--- begin Exercise materials ---

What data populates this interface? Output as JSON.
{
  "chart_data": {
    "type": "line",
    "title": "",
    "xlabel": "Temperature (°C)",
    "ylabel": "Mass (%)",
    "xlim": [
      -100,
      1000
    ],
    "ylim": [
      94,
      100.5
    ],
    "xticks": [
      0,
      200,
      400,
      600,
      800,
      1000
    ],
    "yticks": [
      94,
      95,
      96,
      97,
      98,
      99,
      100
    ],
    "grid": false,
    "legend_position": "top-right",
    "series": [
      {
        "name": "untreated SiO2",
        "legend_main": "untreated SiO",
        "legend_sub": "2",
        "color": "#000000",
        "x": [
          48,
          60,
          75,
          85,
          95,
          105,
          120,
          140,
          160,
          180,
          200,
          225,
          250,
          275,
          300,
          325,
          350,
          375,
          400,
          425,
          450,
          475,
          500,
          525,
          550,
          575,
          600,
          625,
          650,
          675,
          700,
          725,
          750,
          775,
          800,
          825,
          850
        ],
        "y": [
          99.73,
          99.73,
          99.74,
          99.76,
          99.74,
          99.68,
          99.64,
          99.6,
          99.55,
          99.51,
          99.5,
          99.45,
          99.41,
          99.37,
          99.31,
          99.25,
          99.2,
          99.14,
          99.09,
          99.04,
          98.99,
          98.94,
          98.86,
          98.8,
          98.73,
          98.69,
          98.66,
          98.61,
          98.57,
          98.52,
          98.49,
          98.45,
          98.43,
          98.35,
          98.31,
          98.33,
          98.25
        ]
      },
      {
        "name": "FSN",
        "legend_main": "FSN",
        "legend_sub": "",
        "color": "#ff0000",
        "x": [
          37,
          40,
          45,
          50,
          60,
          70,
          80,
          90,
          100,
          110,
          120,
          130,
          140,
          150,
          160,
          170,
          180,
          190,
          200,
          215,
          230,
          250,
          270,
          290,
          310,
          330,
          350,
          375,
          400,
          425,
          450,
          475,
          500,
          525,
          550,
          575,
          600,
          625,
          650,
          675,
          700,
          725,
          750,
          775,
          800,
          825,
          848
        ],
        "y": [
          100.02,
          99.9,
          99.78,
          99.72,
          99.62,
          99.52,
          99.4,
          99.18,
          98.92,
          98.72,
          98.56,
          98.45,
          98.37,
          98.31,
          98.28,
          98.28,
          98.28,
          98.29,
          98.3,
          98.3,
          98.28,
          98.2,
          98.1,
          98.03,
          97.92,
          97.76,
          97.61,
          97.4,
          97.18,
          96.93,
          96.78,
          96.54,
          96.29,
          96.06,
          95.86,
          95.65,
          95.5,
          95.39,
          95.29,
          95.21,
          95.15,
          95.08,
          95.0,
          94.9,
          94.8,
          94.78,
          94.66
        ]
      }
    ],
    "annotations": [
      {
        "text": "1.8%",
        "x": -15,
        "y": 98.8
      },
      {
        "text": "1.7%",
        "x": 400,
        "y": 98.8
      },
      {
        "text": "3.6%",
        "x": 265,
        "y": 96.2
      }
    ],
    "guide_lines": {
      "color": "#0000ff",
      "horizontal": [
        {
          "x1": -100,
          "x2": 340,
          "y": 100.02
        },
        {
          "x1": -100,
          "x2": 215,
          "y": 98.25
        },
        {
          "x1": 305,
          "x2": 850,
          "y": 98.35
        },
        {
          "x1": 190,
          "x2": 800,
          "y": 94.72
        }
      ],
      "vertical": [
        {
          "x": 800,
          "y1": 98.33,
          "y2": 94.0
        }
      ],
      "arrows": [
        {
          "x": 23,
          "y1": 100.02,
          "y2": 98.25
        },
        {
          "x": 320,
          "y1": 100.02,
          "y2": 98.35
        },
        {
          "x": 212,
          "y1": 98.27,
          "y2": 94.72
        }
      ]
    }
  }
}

--- end Exercise materials ---

Work to be completed → Reproduce the full listing above, character for character.

Complete response →
What data populates this interface? Output as JSON.
{
  "chart_data": {
    "type": "line",
    "title": "",
    "xlabel": "Temperature (°C)",
    "ylabel": "Mass (%)",
    "xlim": [
      -100,
      1000
    ],
    "ylim": [
      94,
      100.5
    ],
    "xticks": [
      0,
      200,
      400,
      600,
      800,
      1000
    ],
    "yticks": [
      94,
      95,
      96,
      97,
      98,
      99,
      100
    ],
    "grid": false,
    "legend_position": "top-right",
    "series": [
      {
        "name": "untreated SiO2",
        "legend_main": "untreated SiO",
        "legend_sub": "2",
        "color": "#000000",
        "x": [
          48,
          60,
          75,
          85,
          95,
          105,
          120,
          140,
          160,
          180,
          200,
          225,
          250,
          275,
          300,
          325,
          350,
          375,
          400,
          425,
          450,
          475,
          500,
          525,
          550,
          575,
          600,
          625,
          650,
          675,
          700,
          725,
          750,
          775,
          800,
          825,
          850
        ],
        "y": [
          99.73,
          99.73,
          99.74,
          99.76,
          99.74,
          99.68,
          99.64,
          99.6,
          99.55,
          99.51,
          99.5,
          99.45,
          99.41,
          99.37,
          99.31,
          99.25,
          99.2,
          99.14,
          99.09,
          99.04,
          98.99,
          98.94,
          98.86,
          98.8,
          98.73,
          98.69,
          98.66,
          98.61,
          98.57,
          98.52,
          98.49,
          98.45,
          98.43,
          98.35,
          98.31,
          98.33,
          98.25
        ]
      },
      {
        "name": "FSN",
        "legend_main": "FSN",
        "legend_sub": "",
        "color": "#ff0000",
        "x": [
          37,
          40,
          45,
          50,
          60,
          70,
          80,
          90,
          100,
          110,
          120,
          130,
          140,
          150,
          160,
          170,
          180,
          190,
          200,
          215,
          230,
          250,
          270,
          290,
          310,
          330,
          350,
          375,
          400,
          425,
          450,
          475,
          500,
          525,
          550,
          575,
          600,
          625,
          650,
          675,
          700,
          725,
          750,
          775,
          800,
          825,
          848
        ],
        "y": [
          100.02,
          99.9,
          99.78,
          99.72,
          99.62,
          99.52,
          99.4,
          99.18,
          98.92,
          98.72,
          98.56,
          98.45,
          98.37,
          98.31,
          98.28,
          98.28,
          98.28,
          98.29,
          98.3,
          98.3,
          98.28,
          98.2,
          98.1,
          98.03,
          97.92,
          97.76,
          97.61,
          97.4,
          97.18,
          96.93,
          96.78,
          96.54,
          96.29,
          96.06,
          95.86,
          95.65,
          95.5,
          95.39,
          95.29,
          95.21,
          95.15,
          95.08,
          95.0,
          94.9,
          94.8,
          94.78,
          94.66
        ]
      }
    ],
    "annotations": [
      {
        "text": "1.8%",
        "x": -15,
        "y": 98.8
      },
      {
        "text": "1.7%",
        "x": 400,
        "y": 98.8
      },
      {
        "text": "3.6%",
        "x": 265,
        "y": 96.2
      }
    ],
    "guide_lines": {
      "color": "#0000ff",
      "horizontal": [
        {
          "x1": -100,
          "x2": 340,
          "y": 100.02
        },
        {
          "x1": -100,
          "x2": 215,
          "y": 98.25
        },
        {
          "x1": 305,
          "x2": 850,
          "y": 98.35
        },
        {
          "x1": 190,
          "x2": 800,
          "y": 94.72
        }
      ],
      "vertical": [
        {
          "x": 800,
          "y1": 98.33,
          "y2": 94.0
        }
      ],
      "arrows": [
        {
          "x": 23,
          "y1": 100.02,
          "y2": 98.25
        },
        {
          "x": 320,
          "y1": 100.02,
          "y2": 98.35
        },
        {
          "x": 212,
          "y1": 98.27,
          "y2": 94.72
        }
      ]
    }
  }
}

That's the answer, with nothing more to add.